── Records provided

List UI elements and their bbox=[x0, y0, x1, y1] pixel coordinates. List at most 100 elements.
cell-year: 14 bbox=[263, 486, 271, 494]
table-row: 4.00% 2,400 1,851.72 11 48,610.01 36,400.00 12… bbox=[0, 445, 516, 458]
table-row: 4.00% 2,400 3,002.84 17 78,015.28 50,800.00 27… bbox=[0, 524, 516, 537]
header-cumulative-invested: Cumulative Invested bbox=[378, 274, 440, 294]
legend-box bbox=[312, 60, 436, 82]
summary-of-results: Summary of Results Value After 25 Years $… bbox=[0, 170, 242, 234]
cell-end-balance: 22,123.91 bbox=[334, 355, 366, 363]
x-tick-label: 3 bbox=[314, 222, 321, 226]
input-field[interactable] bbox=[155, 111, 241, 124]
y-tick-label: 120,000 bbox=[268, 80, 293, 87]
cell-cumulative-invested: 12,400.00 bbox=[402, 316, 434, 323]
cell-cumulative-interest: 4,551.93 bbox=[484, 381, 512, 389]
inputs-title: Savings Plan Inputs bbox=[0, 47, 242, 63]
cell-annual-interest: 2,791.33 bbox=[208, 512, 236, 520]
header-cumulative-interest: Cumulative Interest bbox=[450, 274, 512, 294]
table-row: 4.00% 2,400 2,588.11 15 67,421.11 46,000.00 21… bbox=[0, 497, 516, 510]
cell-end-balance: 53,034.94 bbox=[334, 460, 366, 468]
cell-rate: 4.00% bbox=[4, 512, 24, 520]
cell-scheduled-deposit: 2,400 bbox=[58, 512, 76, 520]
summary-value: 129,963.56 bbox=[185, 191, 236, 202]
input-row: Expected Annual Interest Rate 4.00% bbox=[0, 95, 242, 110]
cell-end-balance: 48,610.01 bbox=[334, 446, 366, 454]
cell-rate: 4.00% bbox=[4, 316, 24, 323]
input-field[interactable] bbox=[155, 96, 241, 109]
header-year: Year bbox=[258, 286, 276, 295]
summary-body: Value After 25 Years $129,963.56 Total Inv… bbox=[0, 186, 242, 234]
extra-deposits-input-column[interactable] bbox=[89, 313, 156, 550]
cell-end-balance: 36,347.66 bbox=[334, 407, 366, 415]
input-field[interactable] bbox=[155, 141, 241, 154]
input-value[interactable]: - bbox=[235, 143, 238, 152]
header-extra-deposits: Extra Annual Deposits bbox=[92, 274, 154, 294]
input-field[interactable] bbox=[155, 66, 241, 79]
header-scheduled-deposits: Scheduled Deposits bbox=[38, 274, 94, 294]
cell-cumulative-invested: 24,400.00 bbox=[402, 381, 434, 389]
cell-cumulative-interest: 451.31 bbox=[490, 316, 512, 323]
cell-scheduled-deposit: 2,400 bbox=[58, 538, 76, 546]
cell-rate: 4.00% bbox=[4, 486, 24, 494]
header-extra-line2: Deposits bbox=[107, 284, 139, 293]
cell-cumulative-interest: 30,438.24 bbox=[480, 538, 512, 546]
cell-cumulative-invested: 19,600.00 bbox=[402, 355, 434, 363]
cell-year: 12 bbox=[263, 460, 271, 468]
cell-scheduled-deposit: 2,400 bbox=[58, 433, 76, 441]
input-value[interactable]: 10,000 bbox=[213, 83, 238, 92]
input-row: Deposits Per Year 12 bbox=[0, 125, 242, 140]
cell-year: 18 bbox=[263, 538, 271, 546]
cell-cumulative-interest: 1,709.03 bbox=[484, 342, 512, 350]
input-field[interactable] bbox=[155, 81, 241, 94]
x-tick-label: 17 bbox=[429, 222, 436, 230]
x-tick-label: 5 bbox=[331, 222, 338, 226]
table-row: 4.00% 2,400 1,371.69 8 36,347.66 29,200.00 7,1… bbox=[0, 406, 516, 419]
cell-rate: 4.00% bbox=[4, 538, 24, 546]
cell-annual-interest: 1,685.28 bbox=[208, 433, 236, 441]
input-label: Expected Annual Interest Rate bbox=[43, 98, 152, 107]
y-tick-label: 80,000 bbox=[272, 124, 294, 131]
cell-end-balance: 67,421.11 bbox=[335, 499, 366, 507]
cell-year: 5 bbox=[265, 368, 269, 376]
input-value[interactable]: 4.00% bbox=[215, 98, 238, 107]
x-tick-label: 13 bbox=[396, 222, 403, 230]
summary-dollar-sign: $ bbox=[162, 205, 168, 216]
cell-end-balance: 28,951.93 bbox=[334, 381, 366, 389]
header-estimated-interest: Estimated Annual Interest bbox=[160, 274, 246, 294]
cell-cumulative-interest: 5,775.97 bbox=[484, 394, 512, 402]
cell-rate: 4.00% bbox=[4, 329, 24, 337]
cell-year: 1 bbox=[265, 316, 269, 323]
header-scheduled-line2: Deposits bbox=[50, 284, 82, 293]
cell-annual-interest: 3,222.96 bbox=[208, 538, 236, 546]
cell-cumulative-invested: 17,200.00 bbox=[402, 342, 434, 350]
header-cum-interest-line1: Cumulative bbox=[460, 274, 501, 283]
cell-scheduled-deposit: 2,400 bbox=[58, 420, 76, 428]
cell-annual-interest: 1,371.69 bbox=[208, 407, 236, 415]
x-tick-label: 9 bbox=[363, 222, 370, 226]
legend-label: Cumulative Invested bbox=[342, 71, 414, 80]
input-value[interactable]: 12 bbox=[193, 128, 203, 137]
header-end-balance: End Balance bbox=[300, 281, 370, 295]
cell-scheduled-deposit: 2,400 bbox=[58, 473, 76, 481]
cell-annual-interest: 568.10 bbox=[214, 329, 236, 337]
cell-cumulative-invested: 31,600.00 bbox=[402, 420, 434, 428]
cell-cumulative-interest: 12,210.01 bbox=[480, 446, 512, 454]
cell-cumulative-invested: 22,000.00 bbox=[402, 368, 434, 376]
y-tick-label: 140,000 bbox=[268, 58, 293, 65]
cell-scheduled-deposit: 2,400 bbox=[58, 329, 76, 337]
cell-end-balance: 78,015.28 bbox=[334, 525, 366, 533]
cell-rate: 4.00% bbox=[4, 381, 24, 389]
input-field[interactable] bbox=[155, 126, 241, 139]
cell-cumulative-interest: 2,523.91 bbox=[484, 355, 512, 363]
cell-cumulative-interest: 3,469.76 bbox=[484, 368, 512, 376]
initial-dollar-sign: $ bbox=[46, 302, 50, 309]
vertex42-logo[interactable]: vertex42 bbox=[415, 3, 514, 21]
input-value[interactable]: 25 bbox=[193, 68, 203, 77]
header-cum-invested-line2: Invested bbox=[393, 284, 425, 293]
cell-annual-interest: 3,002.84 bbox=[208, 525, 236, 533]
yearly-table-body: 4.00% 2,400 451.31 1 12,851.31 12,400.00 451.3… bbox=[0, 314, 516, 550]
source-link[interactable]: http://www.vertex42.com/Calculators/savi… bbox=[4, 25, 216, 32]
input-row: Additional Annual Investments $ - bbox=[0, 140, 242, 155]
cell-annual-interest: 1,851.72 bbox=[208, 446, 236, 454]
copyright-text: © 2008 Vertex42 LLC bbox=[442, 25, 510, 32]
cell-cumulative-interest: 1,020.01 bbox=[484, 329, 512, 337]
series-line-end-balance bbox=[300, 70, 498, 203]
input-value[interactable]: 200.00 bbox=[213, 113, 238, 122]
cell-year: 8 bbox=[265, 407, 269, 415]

────

**Task brief**
Reproduce the listing above word for word, keeping every line in its original order.

**Answer to the task**
List UI elements and their bbox=[x0, y0, x1, y1] pixel coordinates. List at most 100 elements.
cell-year: 14 bbox=[263, 486, 271, 494]
table-row: 4.00% 2,400 1,851.72 11 48,610.01 36,400.00 12… bbox=[0, 445, 516, 458]
table-row: 4.00% 2,400 3,002.84 17 78,015.28 50,800.00 27… bbox=[0, 524, 516, 537]
header-cumulative-invested: Cumulative Invested bbox=[378, 274, 440, 294]
legend-box bbox=[312, 60, 436, 82]
summary-of-results: Summary of Results Value After 25 Years $… bbox=[0, 170, 242, 234]
cell-end-balance: 22,123.91 bbox=[334, 355, 366, 363]
x-tick-label: 3 bbox=[314, 222, 321, 226]
input-field[interactable] bbox=[155, 111, 241, 124]
y-tick-label: 120,000 bbox=[268, 80, 293, 87]
cell-cumulative-invested: 12,400.00 bbox=[402, 316, 434, 323]
cell-cumulative-interest: 4,551.93 bbox=[484, 381, 512, 389]
inputs-title: Savings Plan Inputs bbox=[0, 47, 242, 63]
cell-annual-interest: 2,791.33 bbox=[208, 512, 236, 520]
header-cumulative-interest: Cumulative Interest bbox=[450, 274, 512, 294]
table-row: 4.00% 2,400 2,588.11 15 67,421.11 46,000.00 21… bbox=[0, 497, 516, 510]
cell-end-balance: 53,034.94 bbox=[334, 460, 366, 468]
cell-rate: 4.00% bbox=[4, 512, 24, 520]
cell-scheduled-deposit: 2,400 bbox=[58, 512, 76, 520]
summary-value: 129,963.56 bbox=[185, 191, 236, 202]
input-row: Expected Annual Interest Rate 4.00% bbox=[0, 95, 242, 110]
cell-end-balance: 48,610.01 bbox=[334, 446, 366, 454]
cell-rate: 4.00% bbox=[4, 316, 24, 323]
input-field[interactable] bbox=[155, 96, 241, 109]
header-year: Year bbox=[258, 286, 276, 295]
summary-body: Value After 25 Years $129,963.56 Total Inv… bbox=[0, 186, 242, 234]
extra-deposits-input-column[interactable] bbox=[89, 313, 156, 550]
cell-end-balance: 36,347.66 bbox=[334, 407, 366, 415]
input-field[interactable] bbox=[155, 141, 241, 154]
input-value[interactable]: - bbox=[235, 143, 238, 152]
header-extra-deposits: Extra Annual Deposits bbox=[92, 274, 154, 294]
input-field[interactable] bbox=[155, 66, 241, 79]
header-scheduled-deposits: Scheduled Deposits bbox=[38, 274, 94, 294]
cell-cumulative-invested: 24,400.00 bbox=[402, 381, 434, 389]
cell-cumulative-interest: 451.31 bbox=[490, 316, 512, 323]
cell-scheduled-deposit: 2,400 bbox=[58, 538, 76, 546]
cell-rate: 4.00% bbox=[4, 486, 24, 494]
header-extra-line2: Deposits bbox=[107, 284, 139, 293]
cell-cumulative-interest: 30,438.24 bbox=[480, 538, 512, 546]
cell-cumulative-invested: 19,600.00 bbox=[402, 355, 434, 363]
cell-year: 12 bbox=[263, 460, 271, 468]
cell-scheduled-deposit: 2,400 bbox=[58, 433, 76, 441]
input-value[interactable]: 10,000 bbox=[213, 83, 238, 92]
input-row: Deposits Per Year 12 bbox=[0, 125, 242, 140]
cell-year: 18 bbox=[263, 538, 271, 546]
cell-cumulative-interest: 1,709.03 bbox=[484, 342, 512, 350]
input-field[interactable] bbox=[155, 81, 241, 94]
x-tick-label: 17 bbox=[429, 222, 436, 230]
x-tick-label: 5 bbox=[331, 222, 338, 226]
table-row: 4.00% 2,400 1,371.69 8 36,347.66 29,200.00 7,1… bbox=[0, 406, 516, 419]
cell-rate: 4.00% bbox=[4, 538, 24, 546]
cell-annual-interest: 1,685.28 bbox=[208, 433, 236, 441]
input-label: Expected Annual Interest Rate bbox=[43, 98, 152, 107]
y-tick-label: 80,000 bbox=[272, 124, 294, 131]
cell-end-balance: 67,421.11 bbox=[335, 499, 366, 507]
cell-year: 5 bbox=[265, 368, 269, 376]
input-value[interactable]: 4.00% bbox=[215, 98, 238, 107]
x-tick-label: 13 bbox=[396, 222, 403, 230]
summary-dollar-sign: $ bbox=[162, 205, 168, 216]
cell-end-balance: 28,951.93 bbox=[334, 381, 366, 389]
header-estimated-interest: Estimated Annual Interest bbox=[160, 274, 246, 294]
cell-cumulative-interest: 5,775.97 bbox=[484, 394, 512, 402]
cell-rate: 4.00% bbox=[4, 329, 24, 337]
cell-year: 1 bbox=[265, 316, 269, 323]
header-scheduled-line2: Deposits bbox=[50, 284, 82, 293]
cell-annual-interest: 3,222.96 bbox=[208, 538, 236, 546]
cell-cumulative-invested: 17,200.00 bbox=[402, 342, 434, 350]
header-cum-interest-line1: Cumulative bbox=[460, 274, 501, 283]
cell-scheduled-deposit: 2,400 bbox=[58, 420, 76, 428]
cell-annual-interest: 1,371.69 bbox=[208, 407, 236, 415]
x-tick-label: 9 bbox=[363, 222, 370, 226]
legend-label: Cumulative Invested bbox=[342, 71, 414, 80]
input-value[interactable]: 12 bbox=[193, 128, 203, 137]
header-end-balance: End Balance bbox=[300, 281, 370, 295]
cell-scheduled-deposit: 2,400 bbox=[58, 473, 76, 481]
cell-annual-interest: 568.10 bbox=[214, 329, 236, 337]
cell-cumulative-invested: 31,600.00 bbox=[402, 420, 434, 428]
cell-cumulative-interest: 12,210.01 bbox=[480, 446, 512, 454]
cell-cumulative-invested: 22,000.00 bbox=[402, 368, 434, 376]
y-tick-label: 140,000 bbox=[268, 58, 293, 65]
cell-scheduled-deposit: 2,400 bbox=[58, 329, 76, 337]
cell-end-balance: 78,015.28 bbox=[334, 525, 366, 533]
cell-rate: 4.00% bbox=[4, 381, 24, 389]
input-field[interactable] bbox=[155, 126, 241, 139]
cell-cumulative-interest: 2,523.91 bbox=[484, 355, 512, 363]
cell-cumulative-interest: 3,469.76 bbox=[484, 368, 512, 376]
initial-dollar-sign: $ bbox=[46, 302, 50, 309]
vertex42-logo[interactable]: vertex42 bbox=[415, 3, 514, 21]
input-value[interactable]: 25 bbox=[193, 68, 203, 77]
header-cum-invested-line2: Invested bbox=[393, 284, 425, 293]
cell-annual-interest: 3,002.84 bbox=[208, 525, 236, 533]
yearly-table-body: 4.00% 2,400 451.31 1 12,851.31 12,400.00 451.3… bbox=[0, 314, 516, 550]
source-link[interactable]: http://www.vertex42.com/Calculators/savi… bbox=[4, 25, 216, 32]
input-row: Additional Annual Investments $ - bbox=[0, 140, 242, 155]
cell-annual-interest: 1,851.72 bbox=[208, 446, 236, 454]
copyright-text: © 2008 Vertex42 LLC bbox=[442, 25, 510, 32]
cell-cumulative-interest: 1,020.01 bbox=[484, 329, 512, 337]
series-line-end-balance bbox=[300, 70, 498, 203]
input-value[interactable]: 200.00 bbox=[213, 113, 238, 122]
cell-year: 8 bbox=[265, 407, 269, 415]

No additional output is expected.